> [Records for the task]
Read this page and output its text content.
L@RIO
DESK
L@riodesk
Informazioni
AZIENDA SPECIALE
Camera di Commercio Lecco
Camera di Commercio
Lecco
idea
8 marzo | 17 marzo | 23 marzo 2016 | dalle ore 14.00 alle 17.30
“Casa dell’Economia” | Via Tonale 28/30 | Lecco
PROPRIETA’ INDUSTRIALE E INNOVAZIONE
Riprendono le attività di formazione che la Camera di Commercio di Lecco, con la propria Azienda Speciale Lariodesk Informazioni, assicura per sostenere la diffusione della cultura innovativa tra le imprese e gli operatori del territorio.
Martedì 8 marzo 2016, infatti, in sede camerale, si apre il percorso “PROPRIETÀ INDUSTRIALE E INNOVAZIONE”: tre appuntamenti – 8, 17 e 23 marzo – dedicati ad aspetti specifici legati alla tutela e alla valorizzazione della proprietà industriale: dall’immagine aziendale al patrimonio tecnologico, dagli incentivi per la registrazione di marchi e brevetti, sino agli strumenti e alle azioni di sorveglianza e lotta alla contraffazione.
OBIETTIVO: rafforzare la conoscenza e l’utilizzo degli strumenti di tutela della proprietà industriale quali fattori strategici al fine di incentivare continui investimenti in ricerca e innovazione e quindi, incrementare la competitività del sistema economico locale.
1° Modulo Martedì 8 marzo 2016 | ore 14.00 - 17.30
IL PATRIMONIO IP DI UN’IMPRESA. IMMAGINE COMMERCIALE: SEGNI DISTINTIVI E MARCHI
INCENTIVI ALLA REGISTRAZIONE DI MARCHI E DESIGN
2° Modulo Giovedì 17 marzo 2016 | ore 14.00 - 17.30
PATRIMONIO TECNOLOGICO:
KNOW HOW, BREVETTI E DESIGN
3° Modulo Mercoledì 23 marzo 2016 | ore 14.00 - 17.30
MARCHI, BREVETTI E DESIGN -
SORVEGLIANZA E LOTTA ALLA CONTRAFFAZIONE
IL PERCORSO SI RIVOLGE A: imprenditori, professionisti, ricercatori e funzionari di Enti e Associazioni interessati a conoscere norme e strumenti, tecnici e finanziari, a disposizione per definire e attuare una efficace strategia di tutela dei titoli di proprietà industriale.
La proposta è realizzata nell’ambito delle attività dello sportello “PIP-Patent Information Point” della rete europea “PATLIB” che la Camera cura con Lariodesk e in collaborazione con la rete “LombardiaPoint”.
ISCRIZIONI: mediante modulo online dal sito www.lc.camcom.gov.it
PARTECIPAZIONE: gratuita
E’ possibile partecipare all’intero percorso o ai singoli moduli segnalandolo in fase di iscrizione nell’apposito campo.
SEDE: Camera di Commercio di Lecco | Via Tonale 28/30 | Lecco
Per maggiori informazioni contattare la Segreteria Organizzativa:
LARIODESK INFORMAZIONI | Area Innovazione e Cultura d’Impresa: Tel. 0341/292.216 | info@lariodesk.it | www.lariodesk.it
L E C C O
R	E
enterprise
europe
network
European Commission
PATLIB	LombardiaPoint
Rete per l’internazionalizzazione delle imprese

> [Exercise objective] Copy out all lines from the material above that contain the string "LombardiaPoint".

> [Exercise solution]
La proposta è realizzata nell’ambito delle attività dello sportello “PIP-Patent Information Point” della rete europea “PATLIB” che la Camera cura con Lariodesk e in collaborazione con la rete “LombardiaPoint”.
PATLIB	LombardiaPoint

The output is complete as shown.